Para comprovar o erro dessa política do governo de turno, bastaria citar como a receberam os setores reacionários das classes dominantes. Representando a direita militar, o ultrarreacionário Hamilton Mourão não teve dúvidas: “Ele está certo, isso é passado”, disse, referindo-se ao golpe militar e ao regime militar fascista.

Já o Estadão, acostumado a criticar Luiz Inácio, se apressou a sair em sua defesa: “Lula age corretamente” ao se negar a falar do golpe de 1964 na passagem dos seus 60 anos, em consonância com “um imperativo da governabilidade num contexto de feridas à espera de cicatrização” e “também é uma forma de prestigiar o atual comando militar, também artífice da pacificação”, afirmou no editorial “A acomodação de Lula com os militares” (17 de março). Por falar em feridas, é simplesmente patético que o Estadão que já defendeu que o governo reabra a Comissão Especial sobre Mortos e Desaparecidos Políticos (CEMDP), aquilo que Luiz Inácio se recusa a fazer, capitule fazendo coro com a cumplicidade covarde desse governo.

Apenas os ideólogos reacionários – comprometidos antes de tudo com a continuidade da exploração do povo e da Nação – e os oportunistas, de cuja mentalidade castrada por décadas de subserviência e conciliação com os inimigos das massas populares creem que o apaziguamento conduzirá à estabilização do País.

Não é verdade que recordar 1964 seja inoportuno. Os episódios da grave crise militar de 2022 e o golpe de 1964 não são feridas à espera de cicatrização: são, antes, feridas abertas, infeccionadas, e portanto não podem cicatrizar sem antes passar por dolorosa remoção dos tecidos apodrecidos. Todos os apaziguadores se esquecem que, por detrás dos “galinhas verdes” processados e condenados pelo 8 de janeiro, esteve o Alto Comando das Forças Armadas, em especial do Exército, que desde 2016 passaram a intervir diretamente na vida política nacional e nas instituições estatais, através de operações de guerra psicológica, como chantagens, ameaças e coações aos dirigentes destas. Esquecem-se que fora esse mesmo Alto Comando que, através de palestras de altos oficiais, mobilizou e incitou essa opinião pública reacionária anticomunista em seus baixos instintos e que passara a agitar a palavra de ordem de “Intervenção militar”, antes de Bolsonaro ter a relevância que passou a ter. Ignoram que, muito antes de Bolsonaro, foi o Alto Comando, através de generais da ativa – o então comandante do Exército general Villas Bôas e o ex-comandante militar do Sul general Mourão –, que colocou na ordem do dia a ruptura institucional em caso de “grave crise institucional” e “caos social” e colocaram as Forças Armadas para atuar diariamente como força política reacionária contrária às liberdades democráticas nas discussões parlamentares, judiciárias e eleitorais – o que é já uma intervenção, pois as Forças Armadas se impõem através das armas, ainda que seus tanques tenham só desfilado pela Esplanada dos Ministérios como que de passagem a treinamentos no interior de Goiás.

MATERIAL FORNECIDO:
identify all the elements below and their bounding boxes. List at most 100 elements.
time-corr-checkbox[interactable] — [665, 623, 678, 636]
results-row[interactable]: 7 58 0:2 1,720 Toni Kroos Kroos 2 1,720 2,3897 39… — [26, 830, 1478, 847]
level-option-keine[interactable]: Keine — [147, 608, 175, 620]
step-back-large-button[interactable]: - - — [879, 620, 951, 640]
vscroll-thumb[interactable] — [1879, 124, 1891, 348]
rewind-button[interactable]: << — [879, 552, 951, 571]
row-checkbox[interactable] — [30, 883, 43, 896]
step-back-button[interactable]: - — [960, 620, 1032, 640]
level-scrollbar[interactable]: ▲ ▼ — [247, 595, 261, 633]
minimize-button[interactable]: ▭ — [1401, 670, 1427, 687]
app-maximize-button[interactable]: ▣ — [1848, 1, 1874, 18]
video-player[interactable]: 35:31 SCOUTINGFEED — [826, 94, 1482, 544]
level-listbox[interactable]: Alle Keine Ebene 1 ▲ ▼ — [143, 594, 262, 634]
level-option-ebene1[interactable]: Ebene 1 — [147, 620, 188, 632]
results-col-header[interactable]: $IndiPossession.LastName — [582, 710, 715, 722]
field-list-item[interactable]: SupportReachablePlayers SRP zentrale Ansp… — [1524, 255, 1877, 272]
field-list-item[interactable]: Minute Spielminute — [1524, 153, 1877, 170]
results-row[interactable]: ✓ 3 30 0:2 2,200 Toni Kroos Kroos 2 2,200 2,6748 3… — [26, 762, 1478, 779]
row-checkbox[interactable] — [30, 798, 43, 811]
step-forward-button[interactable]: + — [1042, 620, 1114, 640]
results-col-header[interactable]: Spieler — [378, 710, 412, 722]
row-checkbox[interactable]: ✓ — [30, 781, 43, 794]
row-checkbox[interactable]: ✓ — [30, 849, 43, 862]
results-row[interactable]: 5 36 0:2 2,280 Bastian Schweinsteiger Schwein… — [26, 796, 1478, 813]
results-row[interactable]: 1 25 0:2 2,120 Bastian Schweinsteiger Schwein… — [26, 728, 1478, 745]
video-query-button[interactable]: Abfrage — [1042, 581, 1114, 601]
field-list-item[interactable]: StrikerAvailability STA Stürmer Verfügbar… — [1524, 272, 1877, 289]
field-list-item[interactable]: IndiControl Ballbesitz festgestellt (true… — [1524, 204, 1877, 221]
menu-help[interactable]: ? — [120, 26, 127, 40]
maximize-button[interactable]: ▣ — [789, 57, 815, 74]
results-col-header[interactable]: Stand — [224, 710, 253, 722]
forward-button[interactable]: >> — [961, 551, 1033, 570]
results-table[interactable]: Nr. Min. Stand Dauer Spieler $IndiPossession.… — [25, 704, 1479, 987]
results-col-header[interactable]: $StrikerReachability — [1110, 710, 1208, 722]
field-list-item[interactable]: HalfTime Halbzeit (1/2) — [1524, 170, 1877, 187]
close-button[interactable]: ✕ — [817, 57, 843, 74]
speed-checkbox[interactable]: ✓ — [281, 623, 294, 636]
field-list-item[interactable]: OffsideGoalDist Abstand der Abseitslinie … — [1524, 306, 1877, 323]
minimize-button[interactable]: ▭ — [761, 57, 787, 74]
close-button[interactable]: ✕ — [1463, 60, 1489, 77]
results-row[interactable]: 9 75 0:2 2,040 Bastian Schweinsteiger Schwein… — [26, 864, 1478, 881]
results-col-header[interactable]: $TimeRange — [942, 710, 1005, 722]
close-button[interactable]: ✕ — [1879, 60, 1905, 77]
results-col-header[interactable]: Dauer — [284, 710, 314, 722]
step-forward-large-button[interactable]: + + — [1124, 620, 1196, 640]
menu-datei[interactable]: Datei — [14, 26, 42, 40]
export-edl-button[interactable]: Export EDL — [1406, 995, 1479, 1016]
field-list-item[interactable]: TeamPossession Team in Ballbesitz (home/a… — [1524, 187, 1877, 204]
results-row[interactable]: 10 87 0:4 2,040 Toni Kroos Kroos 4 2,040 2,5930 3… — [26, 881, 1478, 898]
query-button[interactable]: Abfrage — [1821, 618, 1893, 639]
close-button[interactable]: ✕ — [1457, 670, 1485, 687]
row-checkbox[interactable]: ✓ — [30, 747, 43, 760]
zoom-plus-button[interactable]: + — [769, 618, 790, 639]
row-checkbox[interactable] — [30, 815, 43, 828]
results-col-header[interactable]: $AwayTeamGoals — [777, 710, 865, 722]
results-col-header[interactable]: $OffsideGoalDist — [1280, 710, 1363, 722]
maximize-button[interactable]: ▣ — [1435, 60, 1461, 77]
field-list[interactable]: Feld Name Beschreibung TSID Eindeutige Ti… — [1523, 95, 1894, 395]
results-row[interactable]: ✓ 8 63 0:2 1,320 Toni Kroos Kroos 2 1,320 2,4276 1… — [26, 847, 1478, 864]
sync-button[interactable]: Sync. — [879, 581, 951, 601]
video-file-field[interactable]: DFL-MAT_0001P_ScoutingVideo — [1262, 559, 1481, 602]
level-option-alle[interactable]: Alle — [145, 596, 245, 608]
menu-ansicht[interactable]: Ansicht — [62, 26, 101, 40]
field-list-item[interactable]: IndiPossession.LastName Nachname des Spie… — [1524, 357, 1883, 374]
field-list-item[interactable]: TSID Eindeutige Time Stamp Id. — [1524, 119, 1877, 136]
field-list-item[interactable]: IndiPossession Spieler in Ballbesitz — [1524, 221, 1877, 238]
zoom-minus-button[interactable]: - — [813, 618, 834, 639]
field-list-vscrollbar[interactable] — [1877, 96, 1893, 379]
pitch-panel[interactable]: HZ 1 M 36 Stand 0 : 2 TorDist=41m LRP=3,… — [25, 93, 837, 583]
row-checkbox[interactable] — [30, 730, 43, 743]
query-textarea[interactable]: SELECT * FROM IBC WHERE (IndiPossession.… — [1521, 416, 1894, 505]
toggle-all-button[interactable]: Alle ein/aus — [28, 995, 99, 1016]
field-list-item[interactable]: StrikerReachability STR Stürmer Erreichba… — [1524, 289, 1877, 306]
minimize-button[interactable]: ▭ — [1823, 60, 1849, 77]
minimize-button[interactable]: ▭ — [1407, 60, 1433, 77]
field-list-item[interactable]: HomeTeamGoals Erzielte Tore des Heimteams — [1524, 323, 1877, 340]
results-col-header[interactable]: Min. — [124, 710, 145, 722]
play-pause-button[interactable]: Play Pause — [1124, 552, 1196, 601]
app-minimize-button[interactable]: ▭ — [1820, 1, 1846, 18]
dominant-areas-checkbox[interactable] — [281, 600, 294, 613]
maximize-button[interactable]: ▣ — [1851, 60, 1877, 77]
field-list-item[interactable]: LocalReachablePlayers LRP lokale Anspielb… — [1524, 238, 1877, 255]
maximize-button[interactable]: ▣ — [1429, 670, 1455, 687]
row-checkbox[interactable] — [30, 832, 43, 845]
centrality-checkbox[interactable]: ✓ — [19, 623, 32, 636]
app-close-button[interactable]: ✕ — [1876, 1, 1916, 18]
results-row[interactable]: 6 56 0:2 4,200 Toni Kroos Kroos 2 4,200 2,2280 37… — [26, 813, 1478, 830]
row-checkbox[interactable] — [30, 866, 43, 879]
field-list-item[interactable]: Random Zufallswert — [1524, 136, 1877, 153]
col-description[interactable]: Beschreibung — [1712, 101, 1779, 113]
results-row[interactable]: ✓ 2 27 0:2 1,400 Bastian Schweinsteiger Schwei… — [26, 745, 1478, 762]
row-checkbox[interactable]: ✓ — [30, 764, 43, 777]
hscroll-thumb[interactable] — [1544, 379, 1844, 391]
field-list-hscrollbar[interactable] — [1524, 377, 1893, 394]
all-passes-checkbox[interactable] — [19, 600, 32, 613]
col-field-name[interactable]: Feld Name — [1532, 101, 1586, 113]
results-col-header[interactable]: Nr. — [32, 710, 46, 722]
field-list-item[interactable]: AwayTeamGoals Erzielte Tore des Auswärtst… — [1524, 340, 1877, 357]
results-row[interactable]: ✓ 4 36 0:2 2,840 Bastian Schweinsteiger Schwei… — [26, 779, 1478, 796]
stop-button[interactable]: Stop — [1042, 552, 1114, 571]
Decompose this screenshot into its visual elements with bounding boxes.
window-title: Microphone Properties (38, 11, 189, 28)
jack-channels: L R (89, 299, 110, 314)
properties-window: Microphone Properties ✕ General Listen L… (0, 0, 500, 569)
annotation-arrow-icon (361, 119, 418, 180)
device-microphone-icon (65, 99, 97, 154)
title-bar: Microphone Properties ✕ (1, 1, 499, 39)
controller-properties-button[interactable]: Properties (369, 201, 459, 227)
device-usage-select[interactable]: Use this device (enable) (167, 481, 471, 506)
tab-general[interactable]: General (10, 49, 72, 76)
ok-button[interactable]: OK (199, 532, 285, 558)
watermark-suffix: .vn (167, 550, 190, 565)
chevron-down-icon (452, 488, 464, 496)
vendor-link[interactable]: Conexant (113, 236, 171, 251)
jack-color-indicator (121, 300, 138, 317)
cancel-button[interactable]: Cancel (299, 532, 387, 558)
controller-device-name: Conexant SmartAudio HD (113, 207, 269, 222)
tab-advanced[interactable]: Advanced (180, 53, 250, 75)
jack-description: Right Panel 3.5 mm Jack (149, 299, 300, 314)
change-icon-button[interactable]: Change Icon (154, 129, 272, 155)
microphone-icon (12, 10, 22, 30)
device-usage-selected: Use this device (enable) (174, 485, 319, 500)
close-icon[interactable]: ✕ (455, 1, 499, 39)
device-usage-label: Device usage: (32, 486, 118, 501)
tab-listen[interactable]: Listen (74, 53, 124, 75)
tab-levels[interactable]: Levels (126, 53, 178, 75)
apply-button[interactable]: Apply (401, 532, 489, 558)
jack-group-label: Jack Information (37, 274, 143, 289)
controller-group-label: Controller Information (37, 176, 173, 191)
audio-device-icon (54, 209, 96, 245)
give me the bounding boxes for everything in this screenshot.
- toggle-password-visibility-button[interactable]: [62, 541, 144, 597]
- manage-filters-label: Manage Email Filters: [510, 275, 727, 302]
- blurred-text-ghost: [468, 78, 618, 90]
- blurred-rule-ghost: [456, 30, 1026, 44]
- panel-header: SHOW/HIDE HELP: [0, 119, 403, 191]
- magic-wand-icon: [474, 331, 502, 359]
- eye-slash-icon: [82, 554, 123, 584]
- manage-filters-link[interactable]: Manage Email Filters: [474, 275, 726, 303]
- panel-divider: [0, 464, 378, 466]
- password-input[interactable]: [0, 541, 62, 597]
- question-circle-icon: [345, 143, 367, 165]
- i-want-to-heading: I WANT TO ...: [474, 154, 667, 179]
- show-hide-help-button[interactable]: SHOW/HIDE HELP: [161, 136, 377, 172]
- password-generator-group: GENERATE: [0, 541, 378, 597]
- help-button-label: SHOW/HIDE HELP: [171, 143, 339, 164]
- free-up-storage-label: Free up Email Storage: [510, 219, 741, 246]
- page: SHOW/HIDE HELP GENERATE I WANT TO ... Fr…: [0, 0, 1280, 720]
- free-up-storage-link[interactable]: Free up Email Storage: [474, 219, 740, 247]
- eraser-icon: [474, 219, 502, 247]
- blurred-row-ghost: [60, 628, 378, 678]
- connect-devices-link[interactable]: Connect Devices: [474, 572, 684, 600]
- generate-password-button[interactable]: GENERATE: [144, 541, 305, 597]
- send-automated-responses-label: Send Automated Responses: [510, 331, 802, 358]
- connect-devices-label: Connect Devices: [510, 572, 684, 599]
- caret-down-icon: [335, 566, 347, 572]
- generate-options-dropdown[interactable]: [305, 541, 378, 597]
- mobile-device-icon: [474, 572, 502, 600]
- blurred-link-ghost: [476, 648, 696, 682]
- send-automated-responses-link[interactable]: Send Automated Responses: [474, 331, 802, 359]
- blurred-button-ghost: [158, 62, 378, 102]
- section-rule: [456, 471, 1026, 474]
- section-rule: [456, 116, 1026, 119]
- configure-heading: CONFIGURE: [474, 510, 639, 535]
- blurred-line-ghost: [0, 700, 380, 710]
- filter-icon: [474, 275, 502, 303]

TAREFA: No trecho sobre o golpe de 1964, qual é o título do editorial do Estadão citado? O material fornecido é independente do trecho.

TAREFA CONCLUÍDA: “A acomodação de Lula com os militares”